[Data records]

* START *

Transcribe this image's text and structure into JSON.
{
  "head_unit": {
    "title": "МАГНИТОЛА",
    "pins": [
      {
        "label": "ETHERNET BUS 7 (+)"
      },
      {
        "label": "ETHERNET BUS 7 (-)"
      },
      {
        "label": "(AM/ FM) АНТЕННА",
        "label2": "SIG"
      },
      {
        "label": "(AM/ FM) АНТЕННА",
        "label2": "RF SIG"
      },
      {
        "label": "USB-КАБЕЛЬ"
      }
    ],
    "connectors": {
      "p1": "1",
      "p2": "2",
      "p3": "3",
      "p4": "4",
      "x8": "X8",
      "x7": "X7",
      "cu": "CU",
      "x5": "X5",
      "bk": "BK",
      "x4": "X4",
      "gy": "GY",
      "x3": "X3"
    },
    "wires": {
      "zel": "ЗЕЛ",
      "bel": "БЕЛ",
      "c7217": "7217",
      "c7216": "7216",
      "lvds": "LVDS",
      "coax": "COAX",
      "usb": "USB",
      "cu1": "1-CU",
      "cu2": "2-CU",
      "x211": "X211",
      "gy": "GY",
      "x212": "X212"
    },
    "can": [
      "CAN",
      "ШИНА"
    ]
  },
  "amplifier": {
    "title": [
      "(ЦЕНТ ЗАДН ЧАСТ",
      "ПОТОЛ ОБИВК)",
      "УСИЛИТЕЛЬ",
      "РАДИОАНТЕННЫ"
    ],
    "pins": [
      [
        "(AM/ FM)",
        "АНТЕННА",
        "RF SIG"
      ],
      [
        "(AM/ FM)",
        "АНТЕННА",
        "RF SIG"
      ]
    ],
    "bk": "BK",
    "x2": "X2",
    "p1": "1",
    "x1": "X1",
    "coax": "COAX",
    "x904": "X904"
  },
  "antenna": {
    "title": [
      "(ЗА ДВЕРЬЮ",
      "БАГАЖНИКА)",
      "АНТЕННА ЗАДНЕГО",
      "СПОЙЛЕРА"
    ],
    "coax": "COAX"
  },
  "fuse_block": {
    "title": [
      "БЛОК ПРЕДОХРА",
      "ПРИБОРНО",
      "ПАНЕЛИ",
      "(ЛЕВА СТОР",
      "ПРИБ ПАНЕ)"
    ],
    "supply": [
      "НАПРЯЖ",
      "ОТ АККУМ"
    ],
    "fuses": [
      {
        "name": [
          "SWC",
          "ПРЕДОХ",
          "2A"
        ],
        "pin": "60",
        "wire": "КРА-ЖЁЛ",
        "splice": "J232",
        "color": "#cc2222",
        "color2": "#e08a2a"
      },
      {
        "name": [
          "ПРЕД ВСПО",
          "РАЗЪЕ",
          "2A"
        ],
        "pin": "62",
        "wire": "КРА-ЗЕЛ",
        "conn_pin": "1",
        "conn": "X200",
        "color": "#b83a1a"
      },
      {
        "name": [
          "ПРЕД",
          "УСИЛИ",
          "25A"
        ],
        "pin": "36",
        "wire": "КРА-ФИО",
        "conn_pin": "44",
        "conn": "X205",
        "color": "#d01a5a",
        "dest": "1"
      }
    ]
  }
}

* END *

### YOUR OBJECTIVE
Give all the entries again exactly; leave none out.

### SOLUTION TO THE PROBLEM
Transcribe this image's text and structure into JSON.
{
  "head_unit": {
    "title": "МАГНИТОЛА",
    "pins": [
      {
        "label": "ETHERNET BUS 7 (+)"
      },
      {
        "label": "ETHERNET BUS 7 (-)"
      },
      {
        "label": "(AM/ FM) АНТЕННА",
        "label2": "SIG"
      },
      {
        "label": "(AM/ FM) АНТЕННА",
        "label2": "RF SIG"
      },
      {
        "label": "USB-КАБЕЛЬ"
      }
    ],
    "connectors": {
      "p1": "1",
      "p2": "2",
      "p3": "3",
      "p4": "4",
      "x8": "X8",
      "x7": "X7",
      "cu": "CU",
      "x5": "X5",
      "bk": "BK",
      "x4": "X4",
      "gy": "GY",
      "x3": "X3"
    },
    "wires": {
      "zel": "ЗЕЛ",
      "bel": "БЕЛ",
      "c7217": "7217",
      "c7216": "7216",
      "lvds": "LVDS",
      "coax": "COAX",
      "usb": "USB",
      "cu1": "1-CU",
      "cu2": "2-CU",
      "x211": "X211",
      "gy": "GY",
      "x212": "X212"
    },
    "can": [
      "CAN",
      "ШИНА"
    ]
  },
  "amplifier": {
    "title": [
      "(ЦЕНТ ЗАДН ЧАСТ",
      "ПОТОЛ ОБИВК)",
      "УСИЛИТЕЛЬ",
      "РАДИОАНТЕННЫ"
    ],
    "pins": [
      [
        "(AM/ FM)",
        "АНТЕННА",
        "RF SIG"
      ],
      [
        "(AM/ FM)",
        "АНТЕННА",
        "RF SIG"
      ]
    ],
    "bk": "BK",
    "x2": "X2",
    "p1": "1",
    "x1": "X1",
    "coax": "COAX",
    "x904": "X904"
  },
  "antenna": {
    "title": [
      "(ЗА ДВЕРЬЮ",
      "БАГАЖНИКА)",
      "АНТЕННА ЗАДНЕГО",
      "СПОЙЛЕРА"
    ],
    "coax": "COAX"
  },
  "fuse_block": {
    "title": [
      "БЛОК ПРЕДОХРА",
      "ПРИБОРНО",
      "ПАНЕЛИ",
      "(ЛЕВА СТОР",
      "ПРИБ ПАНЕ)"
    ],
    "supply": [
      "НАПРЯЖ",
      "ОТ АККУМ"
    ],
    "fuses": [
      {
        "name": [
          "SWC",
          "ПРЕДОХ",
          "2A"
        ],
        "pin": "60",
        "wire": "КРА-ЖЁЛ",
        "splice": "J232",
        "color": "#cc2222",
        "color2": "#e08a2a"
      },
      {
        "name": [
          "ПРЕД ВСПО",
          "РАЗЪЕ",
          "2A"
        ],
        "pin": "62",
        "wire": "КРА-ЗЕЛ",
        "conn_pin": "1",
        "conn": "X200",
        "color": "#b83a1a"
      },
      {
        "name": [
          "ПРЕД",
          "УСИЛИ",
          "25A"
        ],
        "pin": "36",
        "wire": "КРА-ФИО",
        "conn_pin": "44",
        "conn": "X205",
        "color": "#d01a5a",
        "dest": "1"
      }
    ]
  }
}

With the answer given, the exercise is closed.